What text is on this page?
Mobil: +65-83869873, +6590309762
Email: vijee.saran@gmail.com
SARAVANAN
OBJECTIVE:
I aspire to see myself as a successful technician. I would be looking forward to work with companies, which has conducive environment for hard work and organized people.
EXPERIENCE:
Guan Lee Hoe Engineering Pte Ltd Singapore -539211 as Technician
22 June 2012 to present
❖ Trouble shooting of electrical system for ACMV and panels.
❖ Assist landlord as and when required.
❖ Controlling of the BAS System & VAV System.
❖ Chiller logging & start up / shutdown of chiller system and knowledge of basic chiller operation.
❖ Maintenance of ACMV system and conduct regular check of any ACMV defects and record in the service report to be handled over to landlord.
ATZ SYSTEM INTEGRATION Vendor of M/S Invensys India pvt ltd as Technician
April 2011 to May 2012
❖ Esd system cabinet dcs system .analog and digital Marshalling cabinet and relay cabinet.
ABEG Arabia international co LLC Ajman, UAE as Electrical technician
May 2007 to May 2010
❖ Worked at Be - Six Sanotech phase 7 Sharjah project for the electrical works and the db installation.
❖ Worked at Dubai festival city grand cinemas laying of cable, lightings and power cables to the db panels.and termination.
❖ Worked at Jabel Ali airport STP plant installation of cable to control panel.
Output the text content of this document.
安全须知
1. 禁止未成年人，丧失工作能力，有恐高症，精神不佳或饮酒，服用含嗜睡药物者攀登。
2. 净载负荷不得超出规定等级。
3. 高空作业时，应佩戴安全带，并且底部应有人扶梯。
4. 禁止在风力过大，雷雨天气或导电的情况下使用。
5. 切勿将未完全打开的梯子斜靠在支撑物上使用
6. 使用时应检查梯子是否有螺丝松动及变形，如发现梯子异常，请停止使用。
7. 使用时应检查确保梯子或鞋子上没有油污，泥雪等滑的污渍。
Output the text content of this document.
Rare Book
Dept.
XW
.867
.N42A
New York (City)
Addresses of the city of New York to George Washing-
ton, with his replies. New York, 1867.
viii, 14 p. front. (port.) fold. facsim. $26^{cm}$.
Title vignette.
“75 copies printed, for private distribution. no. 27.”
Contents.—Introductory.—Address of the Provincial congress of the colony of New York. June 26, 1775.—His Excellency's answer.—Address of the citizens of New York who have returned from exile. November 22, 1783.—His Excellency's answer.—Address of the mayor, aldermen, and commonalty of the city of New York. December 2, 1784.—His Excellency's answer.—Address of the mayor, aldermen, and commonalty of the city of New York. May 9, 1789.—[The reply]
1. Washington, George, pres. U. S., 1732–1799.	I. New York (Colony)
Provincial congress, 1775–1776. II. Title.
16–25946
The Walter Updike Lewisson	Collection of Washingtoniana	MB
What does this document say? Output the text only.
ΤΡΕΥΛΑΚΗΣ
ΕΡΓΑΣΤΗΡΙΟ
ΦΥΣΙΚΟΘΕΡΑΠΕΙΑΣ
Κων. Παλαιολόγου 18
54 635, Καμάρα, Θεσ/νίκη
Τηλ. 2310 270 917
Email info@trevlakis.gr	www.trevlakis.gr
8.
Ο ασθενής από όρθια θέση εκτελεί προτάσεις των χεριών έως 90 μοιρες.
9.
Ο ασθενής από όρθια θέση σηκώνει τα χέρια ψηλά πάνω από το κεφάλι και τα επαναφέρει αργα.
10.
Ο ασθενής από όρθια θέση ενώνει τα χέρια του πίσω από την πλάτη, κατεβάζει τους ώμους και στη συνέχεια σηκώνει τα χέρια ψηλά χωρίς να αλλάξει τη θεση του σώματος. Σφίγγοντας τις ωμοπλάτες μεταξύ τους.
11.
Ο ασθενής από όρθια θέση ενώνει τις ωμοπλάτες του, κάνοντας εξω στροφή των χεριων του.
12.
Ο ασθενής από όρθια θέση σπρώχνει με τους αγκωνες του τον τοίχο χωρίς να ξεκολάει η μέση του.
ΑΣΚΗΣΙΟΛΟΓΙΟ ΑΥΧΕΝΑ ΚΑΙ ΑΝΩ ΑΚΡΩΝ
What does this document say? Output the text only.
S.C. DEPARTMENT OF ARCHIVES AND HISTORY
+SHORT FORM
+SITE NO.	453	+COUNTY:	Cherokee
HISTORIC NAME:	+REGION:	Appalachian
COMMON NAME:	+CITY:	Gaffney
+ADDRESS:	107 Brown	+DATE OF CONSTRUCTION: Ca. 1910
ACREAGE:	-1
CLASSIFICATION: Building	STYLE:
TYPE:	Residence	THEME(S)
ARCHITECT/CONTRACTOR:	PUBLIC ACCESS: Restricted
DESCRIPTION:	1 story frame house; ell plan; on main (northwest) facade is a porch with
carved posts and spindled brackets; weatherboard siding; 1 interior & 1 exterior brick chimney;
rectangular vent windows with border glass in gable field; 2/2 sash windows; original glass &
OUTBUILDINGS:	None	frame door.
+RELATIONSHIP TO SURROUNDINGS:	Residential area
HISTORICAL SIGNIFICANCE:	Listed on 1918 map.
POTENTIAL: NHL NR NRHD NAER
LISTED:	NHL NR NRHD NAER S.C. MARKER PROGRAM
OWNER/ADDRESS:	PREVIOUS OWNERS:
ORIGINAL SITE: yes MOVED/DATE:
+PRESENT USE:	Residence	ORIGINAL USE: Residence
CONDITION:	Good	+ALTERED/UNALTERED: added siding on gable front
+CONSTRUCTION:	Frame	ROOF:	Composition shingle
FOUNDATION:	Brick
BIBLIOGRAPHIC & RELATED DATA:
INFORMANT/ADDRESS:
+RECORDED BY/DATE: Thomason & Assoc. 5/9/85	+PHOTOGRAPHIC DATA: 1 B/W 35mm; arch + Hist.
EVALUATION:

········

§ GOAL
Reproduce the listing above word for word.

§ RESULT
What text is on this page?
Mobil: +65-83869873, +6590309762
Email: vijee.saran@gmail.com
SARAVANAN
OBJECTIVE:
I aspire to see myself as a successful technician. I would be looking forward to work with companies, which has conducive environment for hard work and organized people.
EXPERIENCE:
Guan Lee Hoe Engineering Pte Ltd Singapore -539211 as Technician
22 June 2012 to present
❖ Trouble shooting of electrical system for ACMV and panels.
❖ Assist landlord as and when required.
❖ Controlling of the BAS System & VAV System.
❖ Chiller logging & start up / shutdown of chiller system and knowledge of basic chiller operation.
❖ Maintenance of ACMV system and conduct regular check of any ACMV defects and record in the service report to be handled over to landlord.
ATZ SYSTEM INTEGRATION Vendor of M/S Invensys India pvt ltd as Technician
April 2011 to May 2012
❖ Esd system cabinet dcs system .analog and digital Marshalling cabinet and relay cabinet.
ABEG Arabia international co LLC Ajman, UAE as Electrical technician
May 2007 to May 2010
❖ Worked at Be - Six Sanotech phase 7 Sharjah project for the electrical works and the db installation.
❖ Worked at Dubai festival city grand cinemas laying of cable, lightings and power cables to the db panels.and termination.
❖ Worked at Jabel Ali airport STP plant installation of cable to control panel.
Output the text content of this document.
安全须知
1. 禁止未成年人，丧失工作能力，有恐高症，精神不佳或饮酒，服用含嗜睡药物者攀登。
2. 净载负荷不得超出规定等级。
3. 高空作业时，应佩戴安全带，并且底部应有人扶梯。
4. 禁止在风力过大，雷雨天气或导电的情况下使用。
5. 切勿将未完全打开的梯子斜靠在支撑物上使用
6. 使用时应检查梯子是否有螺丝松动及变形，如发现梯子异常，请停止使用。
7. 使用时应检查确保梯子或鞋子上没有油污，泥雪等滑的污渍。
Output the text content of this document.
Rare Book
Dept.
XW
.867
.N42A
New York (City)
Addresses of the city of New York to George Washing-
ton, with his replies. New York, 1867.
viii, 14 p. front. (port.) fold. facsim. $26^{cm}$.
Title vignette.
“75 copies printed, for private distribution. no. 27.”
Contents.—Introductory.—Address of the Provincial congress of the colony of New York. June 26, 1775.—His Excellency's answer.—Address of the citizens of New York who have returned from exile. November 22, 1783.—His Excellency's answer.—Address of the mayor, aldermen, and commonalty of the city of New York. December 2, 1784.—His Excellency's answer.—Address of the mayor, aldermen, and commonalty of the city of New York. May 9, 1789.—[The reply]
1. Washington, George, pres. U. S., 1732–1799.	I. New York (Colony)
Provincial congress, 1775–1776. II. Title.
16–25946
The Walter Updike Lewisson	Collection of Washingtoniana	MB
What does this document say? Output the text only.
ΤΡΕΥΛΑΚΗΣ
ΕΡΓΑΣΤΗΡΙΟ
ΦΥΣΙΚΟΘΕΡΑΠΕΙΑΣ
Κων. Παλαιολόγου 18
54 635, Καμάρα, Θεσ/νίκη
Τηλ. 2310 270 917
Email info@trevlakis.gr	www.trevlakis.gr
8.
Ο ασθενής από όρθια θέση εκτελεί προτάσεις των χεριών έως 90 μοιρες.
9.
Ο ασθενής από όρθια θέση σηκώνει τα χέρια ψηλά πάνω από το κεφάλι και τα επαναφέρει αργα.
10.
Ο ασθενής από όρθια θέση ενώνει τα χέρια του πίσω από την πλάτη, κατεβάζει τους ώμους και στη συνέχεια σηκώνει τα χέρια ψηλά χωρίς να αλλάξει τη θεση του σώματος. Σφίγγοντας τις ωμοπλάτες μεταξύ τους.
11.
Ο ασθενής από όρθια θέση ενώνει τις ωμοπλάτες του, κάνοντας εξω στροφή των χεριων του.
12.
Ο ασθενής από όρθια θέση σπρώχνει με τους αγκωνες του τον τοίχο χωρίς να ξεκολάει η μέση του.
ΑΣΚΗΣΙΟΛΟΓΙΟ ΑΥΧΕΝΑ ΚΑΙ ΑΝΩ ΑΚΡΩΝ
What does this document say? Output the text only.
S.C. DEPARTMENT OF ARCHIVES AND HISTORY
+SHORT FORM
+SITE NO.	453	+COUNTY:	Cherokee
HISTORIC NAME:	+REGION:	Appalachian
COMMON NAME:	+CITY:	Gaffney
+ADDRESS:	107 Brown	+DATE OF CONSTRUCTION: Ca. 1910
ACREAGE:	-1
CLASSIFICATION: Building	STYLE:
TYPE:	Residence	THEME(S)
ARCHITECT/CONTRACTOR:	PUBLIC ACCESS: Restricted
DESCRIPTION:	1 story frame house; ell plan; on main (northwest) facade is a porch with
carved posts and spindled brackets; weatherboard siding; 1 interior & 1 exterior brick chimney;
rectangular vent windows with border glass in gable field; 2/2 sash windows; original glass &
OUTBUILDINGS:	None	frame door.
+RELATIONSHIP TO SURROUNDINGS:	Residential area
HISTORICAL SIGNIFICANCE:	Listed on 1918 map.
POTENTIAL: NHL NR NRHD NAER
LISTED:	NHL NR NRHD NAER S.C. MARKER PROGRAM
OWNER/ADDRESS:	PREVIOUS OWNERS:
ORIGINAL SITE: yes MOVED/DATE:
+PRESENT USE:	Residence	ORIGINAL USE: Residence
CONDITION:	Good	+ALTERED/UNALTERED: added siding on gable front
+CONSTRUCTION:	Frame	ROOF:	Composition shingle
FOUNDATION:	Brick
BIBLIOGRAPHIC & RELATED DATA:
INFORMANT/ADDRESS:
+RECORDED BY/DATE: Thomason & Assoc. 5/9/85	+PHOTOGRAPHIC DATA: 1 B/W 35mm; arch + Hist.
EVALUATION:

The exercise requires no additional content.